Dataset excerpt
╭──
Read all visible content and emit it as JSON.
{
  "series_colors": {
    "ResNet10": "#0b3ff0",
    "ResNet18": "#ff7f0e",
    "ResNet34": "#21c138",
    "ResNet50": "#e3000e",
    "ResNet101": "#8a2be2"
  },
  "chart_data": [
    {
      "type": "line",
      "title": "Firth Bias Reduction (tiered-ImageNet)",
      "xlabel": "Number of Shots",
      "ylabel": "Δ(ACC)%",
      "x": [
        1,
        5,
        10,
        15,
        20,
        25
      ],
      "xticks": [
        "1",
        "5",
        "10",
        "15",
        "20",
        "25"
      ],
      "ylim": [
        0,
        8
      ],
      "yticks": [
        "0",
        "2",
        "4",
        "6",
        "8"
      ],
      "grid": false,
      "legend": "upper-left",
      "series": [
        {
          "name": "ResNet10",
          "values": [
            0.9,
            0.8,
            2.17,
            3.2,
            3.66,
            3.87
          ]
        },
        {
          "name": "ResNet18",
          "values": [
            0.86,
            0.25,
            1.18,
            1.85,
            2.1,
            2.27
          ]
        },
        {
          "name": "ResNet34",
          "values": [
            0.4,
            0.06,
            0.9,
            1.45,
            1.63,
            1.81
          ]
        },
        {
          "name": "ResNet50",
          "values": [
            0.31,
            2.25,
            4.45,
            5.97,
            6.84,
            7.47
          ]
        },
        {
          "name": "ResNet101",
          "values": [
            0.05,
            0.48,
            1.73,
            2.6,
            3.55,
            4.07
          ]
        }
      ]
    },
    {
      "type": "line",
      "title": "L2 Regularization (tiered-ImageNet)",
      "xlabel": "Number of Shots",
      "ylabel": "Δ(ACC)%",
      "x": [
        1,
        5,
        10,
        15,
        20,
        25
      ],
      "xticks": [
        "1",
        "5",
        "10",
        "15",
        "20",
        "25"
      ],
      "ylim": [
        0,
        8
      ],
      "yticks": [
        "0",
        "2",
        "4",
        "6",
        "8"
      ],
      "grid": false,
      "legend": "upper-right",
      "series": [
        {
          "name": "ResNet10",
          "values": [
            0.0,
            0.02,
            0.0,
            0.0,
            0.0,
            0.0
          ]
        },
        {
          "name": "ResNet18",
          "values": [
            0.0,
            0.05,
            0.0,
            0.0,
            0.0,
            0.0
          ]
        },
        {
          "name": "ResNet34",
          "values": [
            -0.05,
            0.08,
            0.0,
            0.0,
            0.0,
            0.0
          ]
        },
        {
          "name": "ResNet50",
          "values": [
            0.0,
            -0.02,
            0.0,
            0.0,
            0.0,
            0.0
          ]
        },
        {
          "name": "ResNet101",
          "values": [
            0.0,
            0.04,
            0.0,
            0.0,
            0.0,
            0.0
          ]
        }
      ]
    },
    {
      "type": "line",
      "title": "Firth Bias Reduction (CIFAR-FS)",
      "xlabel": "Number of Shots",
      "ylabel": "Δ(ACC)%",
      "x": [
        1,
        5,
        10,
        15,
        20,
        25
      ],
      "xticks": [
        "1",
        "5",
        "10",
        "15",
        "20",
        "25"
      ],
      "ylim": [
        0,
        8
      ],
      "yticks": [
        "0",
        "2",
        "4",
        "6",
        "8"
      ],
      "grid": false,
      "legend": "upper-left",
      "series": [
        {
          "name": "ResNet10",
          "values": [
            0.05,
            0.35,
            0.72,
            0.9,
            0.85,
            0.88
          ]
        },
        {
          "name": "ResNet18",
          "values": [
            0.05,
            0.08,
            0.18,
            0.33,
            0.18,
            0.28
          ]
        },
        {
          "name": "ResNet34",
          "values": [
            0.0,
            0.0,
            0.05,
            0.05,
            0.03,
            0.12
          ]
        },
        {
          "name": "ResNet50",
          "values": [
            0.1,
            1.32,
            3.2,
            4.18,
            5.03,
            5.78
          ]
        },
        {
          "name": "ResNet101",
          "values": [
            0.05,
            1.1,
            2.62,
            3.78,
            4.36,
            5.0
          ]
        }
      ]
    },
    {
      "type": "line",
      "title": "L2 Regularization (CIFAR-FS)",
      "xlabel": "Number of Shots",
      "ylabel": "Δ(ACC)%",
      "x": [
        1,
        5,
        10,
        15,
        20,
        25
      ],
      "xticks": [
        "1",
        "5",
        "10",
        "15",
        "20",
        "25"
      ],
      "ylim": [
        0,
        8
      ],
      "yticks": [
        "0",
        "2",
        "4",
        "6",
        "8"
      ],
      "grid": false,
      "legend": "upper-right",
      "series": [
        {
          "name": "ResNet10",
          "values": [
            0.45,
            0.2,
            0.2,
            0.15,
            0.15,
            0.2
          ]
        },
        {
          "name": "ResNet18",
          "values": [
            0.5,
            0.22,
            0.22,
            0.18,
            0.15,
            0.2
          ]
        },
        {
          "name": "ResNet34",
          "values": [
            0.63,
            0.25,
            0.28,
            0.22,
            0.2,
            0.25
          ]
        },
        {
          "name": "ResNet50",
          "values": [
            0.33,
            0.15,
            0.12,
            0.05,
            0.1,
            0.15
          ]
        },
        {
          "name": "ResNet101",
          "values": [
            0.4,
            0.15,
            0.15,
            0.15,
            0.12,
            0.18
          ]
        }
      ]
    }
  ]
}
╰──
*Task details*: Return all lines of the material above in which the word "Reduction" occurs.

*Output below*:
      "title": "Firth Bias Reduction (tiered-ImageNet)",
      "title": "Firth Bias Reduction (CIFAR-FS)",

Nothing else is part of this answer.